__Text shown__.
* * *

The basic ideas of fuzzy comprehensive evaluation method includes the following points: (1) To determine the evaluation factors, the criteria of the evaluation and the evaluation weights; (2) To determine the vector of membership degree of the single factor evaluation and form the membership degree matrix; (3) According to a certain algorithm, the comprehensive evaluation vector is calculated; (4) According to the rating criteria, the credit rating of small and medium-sized enterprises is evaluated.

4.2. To Establish the Credit Risk Index System

Evaluation index of traditional credit risk hasn't taken the credit risk of small and medium-sized enterprises into the supply chain, and hasn't taken the important influence of core enterprise into consideration either. In order to better evaluate the credit status of small and medium-sized enterprises in the supply chain, this paper redesigns the credit risk assessment index system of small and medium-sized enterprises, the main content as follows:

i.  Self-quality and credit standing of financing enterprises. The higher quality of the enterprises, the more likely to repay the loan on time, and more likely to perform the contract, such as strictly following the terms to product the productions and provide the service. Good self-quality and credit standing of financing enterprises become smaller risk to banks.

* * *

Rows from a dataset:
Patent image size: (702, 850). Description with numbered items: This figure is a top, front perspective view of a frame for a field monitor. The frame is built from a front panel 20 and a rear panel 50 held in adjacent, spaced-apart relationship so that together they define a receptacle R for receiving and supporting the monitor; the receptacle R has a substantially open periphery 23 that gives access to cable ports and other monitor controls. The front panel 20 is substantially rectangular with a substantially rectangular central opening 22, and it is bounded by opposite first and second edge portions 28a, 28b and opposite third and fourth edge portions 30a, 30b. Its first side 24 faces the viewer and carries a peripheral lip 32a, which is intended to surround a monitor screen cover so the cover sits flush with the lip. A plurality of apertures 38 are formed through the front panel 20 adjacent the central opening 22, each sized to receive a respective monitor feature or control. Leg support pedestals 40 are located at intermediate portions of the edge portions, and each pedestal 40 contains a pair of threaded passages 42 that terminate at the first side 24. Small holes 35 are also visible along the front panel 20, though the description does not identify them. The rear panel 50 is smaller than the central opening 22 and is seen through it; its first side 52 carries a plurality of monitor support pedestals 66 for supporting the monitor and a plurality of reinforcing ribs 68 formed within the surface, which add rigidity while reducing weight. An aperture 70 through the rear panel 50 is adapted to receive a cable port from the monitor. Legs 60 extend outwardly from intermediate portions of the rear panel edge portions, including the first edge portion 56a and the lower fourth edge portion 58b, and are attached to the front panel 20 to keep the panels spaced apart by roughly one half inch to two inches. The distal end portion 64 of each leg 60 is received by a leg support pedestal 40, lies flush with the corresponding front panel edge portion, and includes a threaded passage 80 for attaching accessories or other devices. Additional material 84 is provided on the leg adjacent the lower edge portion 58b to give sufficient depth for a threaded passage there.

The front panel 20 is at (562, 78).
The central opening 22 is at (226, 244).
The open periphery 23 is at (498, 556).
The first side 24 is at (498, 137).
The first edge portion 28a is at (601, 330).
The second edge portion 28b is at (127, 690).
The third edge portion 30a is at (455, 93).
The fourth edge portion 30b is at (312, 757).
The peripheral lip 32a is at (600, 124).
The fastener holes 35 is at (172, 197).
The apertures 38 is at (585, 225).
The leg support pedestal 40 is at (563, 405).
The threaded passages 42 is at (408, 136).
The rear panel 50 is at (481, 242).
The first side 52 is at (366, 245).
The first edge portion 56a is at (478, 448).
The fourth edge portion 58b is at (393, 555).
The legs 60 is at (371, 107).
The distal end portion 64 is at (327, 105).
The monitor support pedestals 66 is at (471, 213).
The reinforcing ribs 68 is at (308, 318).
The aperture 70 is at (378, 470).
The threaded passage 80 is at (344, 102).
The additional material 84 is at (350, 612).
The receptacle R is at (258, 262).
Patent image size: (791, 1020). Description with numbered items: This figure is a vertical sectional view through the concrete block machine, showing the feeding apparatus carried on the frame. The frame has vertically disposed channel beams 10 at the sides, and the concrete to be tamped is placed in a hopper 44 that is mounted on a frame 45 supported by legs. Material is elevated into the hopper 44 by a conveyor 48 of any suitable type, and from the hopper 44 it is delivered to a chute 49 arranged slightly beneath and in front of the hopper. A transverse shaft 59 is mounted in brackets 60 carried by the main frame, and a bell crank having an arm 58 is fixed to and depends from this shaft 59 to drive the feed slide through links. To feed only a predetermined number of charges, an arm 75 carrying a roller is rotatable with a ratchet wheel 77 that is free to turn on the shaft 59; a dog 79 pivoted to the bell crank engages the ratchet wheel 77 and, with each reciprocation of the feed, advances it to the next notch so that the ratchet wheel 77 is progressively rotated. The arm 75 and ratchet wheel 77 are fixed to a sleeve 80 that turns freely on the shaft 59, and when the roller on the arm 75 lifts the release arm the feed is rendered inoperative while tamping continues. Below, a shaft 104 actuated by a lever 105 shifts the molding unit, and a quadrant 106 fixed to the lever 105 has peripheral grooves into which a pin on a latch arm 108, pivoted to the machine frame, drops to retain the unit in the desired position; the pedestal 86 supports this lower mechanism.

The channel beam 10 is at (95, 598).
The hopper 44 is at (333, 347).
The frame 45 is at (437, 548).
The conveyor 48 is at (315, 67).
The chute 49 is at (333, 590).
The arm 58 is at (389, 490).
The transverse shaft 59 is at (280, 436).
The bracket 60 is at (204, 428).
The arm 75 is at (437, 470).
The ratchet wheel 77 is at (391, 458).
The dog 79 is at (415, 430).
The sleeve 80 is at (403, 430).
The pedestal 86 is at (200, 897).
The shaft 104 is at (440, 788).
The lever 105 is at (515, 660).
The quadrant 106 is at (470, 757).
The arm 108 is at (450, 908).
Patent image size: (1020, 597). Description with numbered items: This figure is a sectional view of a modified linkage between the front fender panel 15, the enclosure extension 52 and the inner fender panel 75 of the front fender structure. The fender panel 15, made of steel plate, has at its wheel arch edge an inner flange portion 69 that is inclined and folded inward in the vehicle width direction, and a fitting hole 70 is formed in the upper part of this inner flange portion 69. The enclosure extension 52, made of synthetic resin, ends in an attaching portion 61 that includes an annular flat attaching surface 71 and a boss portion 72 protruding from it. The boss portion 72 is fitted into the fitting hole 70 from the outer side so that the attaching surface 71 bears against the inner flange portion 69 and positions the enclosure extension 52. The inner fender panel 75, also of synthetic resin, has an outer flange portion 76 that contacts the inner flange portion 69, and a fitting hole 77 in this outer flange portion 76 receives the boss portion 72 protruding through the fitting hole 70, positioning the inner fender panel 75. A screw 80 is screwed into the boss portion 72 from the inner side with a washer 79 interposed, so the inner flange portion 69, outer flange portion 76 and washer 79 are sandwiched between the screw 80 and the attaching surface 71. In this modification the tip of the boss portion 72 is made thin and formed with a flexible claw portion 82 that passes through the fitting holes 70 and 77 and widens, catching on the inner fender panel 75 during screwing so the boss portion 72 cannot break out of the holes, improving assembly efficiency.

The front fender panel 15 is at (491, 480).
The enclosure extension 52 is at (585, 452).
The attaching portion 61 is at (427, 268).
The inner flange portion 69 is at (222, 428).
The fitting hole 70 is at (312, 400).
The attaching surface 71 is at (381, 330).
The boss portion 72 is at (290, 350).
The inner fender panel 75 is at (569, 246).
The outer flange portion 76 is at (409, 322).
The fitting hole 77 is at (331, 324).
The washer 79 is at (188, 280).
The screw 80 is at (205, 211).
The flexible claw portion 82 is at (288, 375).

* * *

From the passage on credit risk evaluation, reproduce the portion starting at "i.  Self-quality and" and ending at "risk to banks.", changing "on time" to "promptly".

i.  Self-quality and credit standing of financing enterprises. The higher quality of the enterprises, the more likely to repay the loan promptly, and more likely to perform the contract, such as strictly following the terms to product the productions and provide the service. Good self-quality and credit standing of financing enterprises become smaller risk to banks.